### Goal of the exercise:
Return each line containing the string "инфекционных".

## Begin Extracted material

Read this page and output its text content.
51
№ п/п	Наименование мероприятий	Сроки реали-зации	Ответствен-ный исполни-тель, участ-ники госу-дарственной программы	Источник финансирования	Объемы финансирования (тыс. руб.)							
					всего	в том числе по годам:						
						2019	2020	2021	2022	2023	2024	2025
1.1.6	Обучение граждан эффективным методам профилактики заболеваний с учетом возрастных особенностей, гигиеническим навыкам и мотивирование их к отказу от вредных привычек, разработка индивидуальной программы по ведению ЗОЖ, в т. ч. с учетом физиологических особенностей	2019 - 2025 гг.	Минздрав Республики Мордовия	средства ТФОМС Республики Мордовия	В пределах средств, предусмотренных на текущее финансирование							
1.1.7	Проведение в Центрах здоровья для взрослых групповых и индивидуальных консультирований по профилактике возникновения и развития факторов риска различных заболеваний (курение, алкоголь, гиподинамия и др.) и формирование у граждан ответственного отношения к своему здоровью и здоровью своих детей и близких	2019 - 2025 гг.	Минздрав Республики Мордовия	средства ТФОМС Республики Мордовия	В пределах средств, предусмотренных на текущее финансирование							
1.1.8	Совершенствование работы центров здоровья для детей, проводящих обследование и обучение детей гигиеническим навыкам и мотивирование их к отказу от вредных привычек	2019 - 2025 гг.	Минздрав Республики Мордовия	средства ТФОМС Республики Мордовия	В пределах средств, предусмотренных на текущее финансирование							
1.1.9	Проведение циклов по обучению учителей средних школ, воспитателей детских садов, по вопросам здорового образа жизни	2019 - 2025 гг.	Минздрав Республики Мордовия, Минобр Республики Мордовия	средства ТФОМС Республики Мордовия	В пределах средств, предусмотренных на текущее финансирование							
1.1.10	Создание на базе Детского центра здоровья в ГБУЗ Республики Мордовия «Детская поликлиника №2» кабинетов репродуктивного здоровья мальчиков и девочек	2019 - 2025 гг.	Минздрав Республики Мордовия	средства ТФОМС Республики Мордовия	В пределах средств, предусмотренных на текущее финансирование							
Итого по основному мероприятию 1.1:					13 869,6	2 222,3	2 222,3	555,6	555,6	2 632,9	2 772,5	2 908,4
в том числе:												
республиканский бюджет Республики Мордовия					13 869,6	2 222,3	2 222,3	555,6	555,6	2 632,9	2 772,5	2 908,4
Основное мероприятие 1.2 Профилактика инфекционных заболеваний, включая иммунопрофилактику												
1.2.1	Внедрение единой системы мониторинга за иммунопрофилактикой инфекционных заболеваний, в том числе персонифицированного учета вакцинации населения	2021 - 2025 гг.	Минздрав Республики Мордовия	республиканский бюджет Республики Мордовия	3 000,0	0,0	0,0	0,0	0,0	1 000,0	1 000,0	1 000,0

## End Extracted material
## Begin Extracted material

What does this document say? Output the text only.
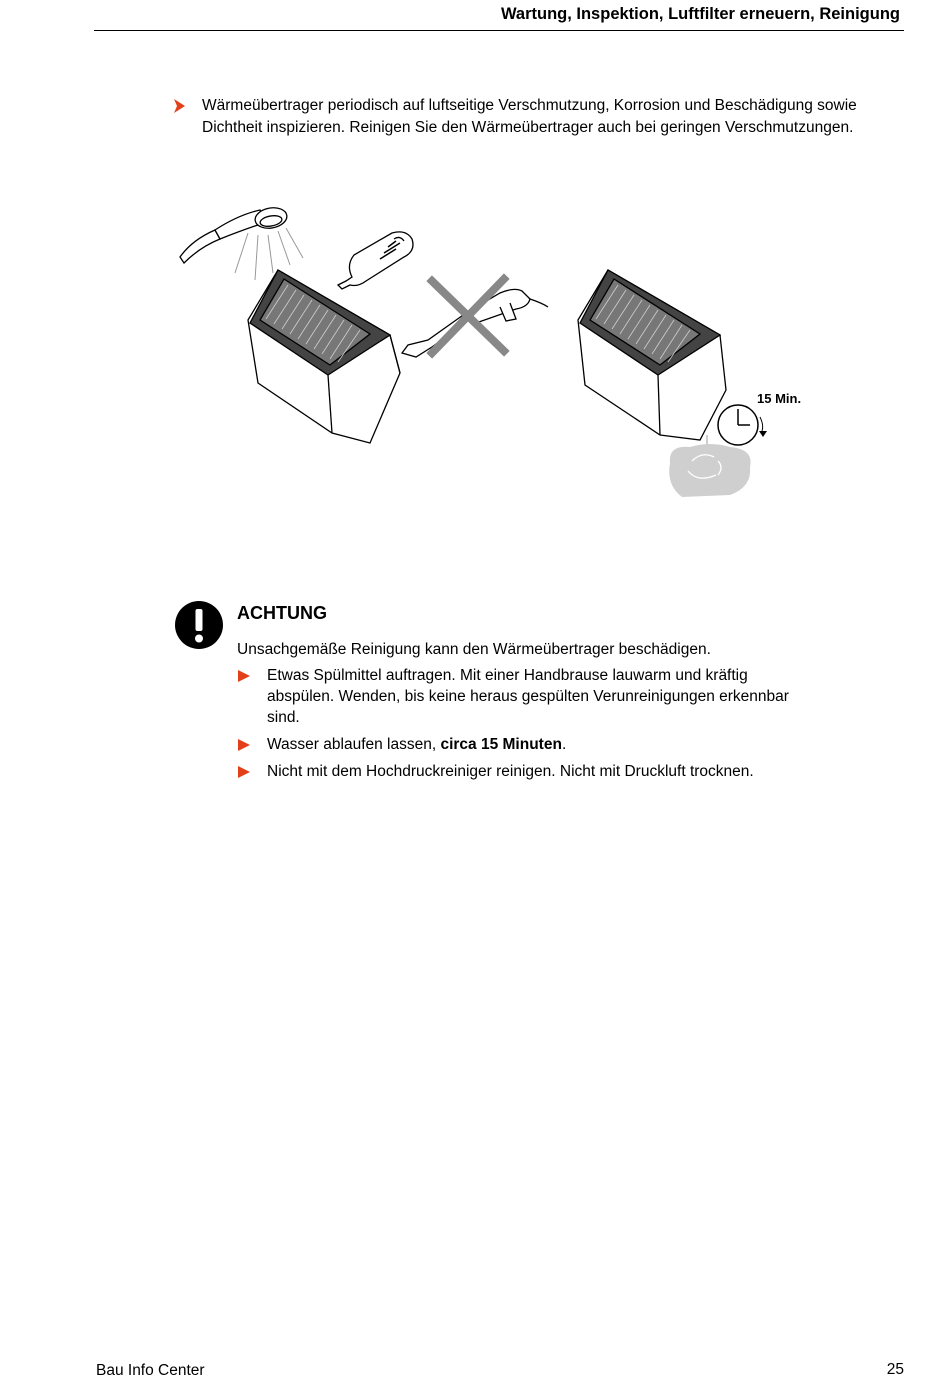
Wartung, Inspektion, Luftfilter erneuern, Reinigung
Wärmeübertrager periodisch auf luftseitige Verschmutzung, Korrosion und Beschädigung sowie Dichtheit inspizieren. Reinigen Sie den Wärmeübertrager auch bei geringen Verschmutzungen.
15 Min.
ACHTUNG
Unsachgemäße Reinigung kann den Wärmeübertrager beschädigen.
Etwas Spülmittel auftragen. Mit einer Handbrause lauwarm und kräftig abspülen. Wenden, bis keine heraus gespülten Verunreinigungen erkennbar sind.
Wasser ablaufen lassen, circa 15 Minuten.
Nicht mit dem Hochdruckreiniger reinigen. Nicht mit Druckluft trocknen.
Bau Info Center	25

## End Extracted material

### Exercise response:
Основное мероприятие 1.2 Профилактика инфекционных заболеваний, включая иммунопрофилактику												
1.2.1	Внедрение единой системы мониторинга за иммунопрофилактикой инфекционных заболеваний, в том числе персонифицированного учета вакцинации населения	2021 - 2025 гг.	Минздрав Республики Мордовия	республиканский бюджет Республики Мордовия	3 000,0	0,0	0,0	0,0	0,0	1 000,0	1 000,0	1 000,0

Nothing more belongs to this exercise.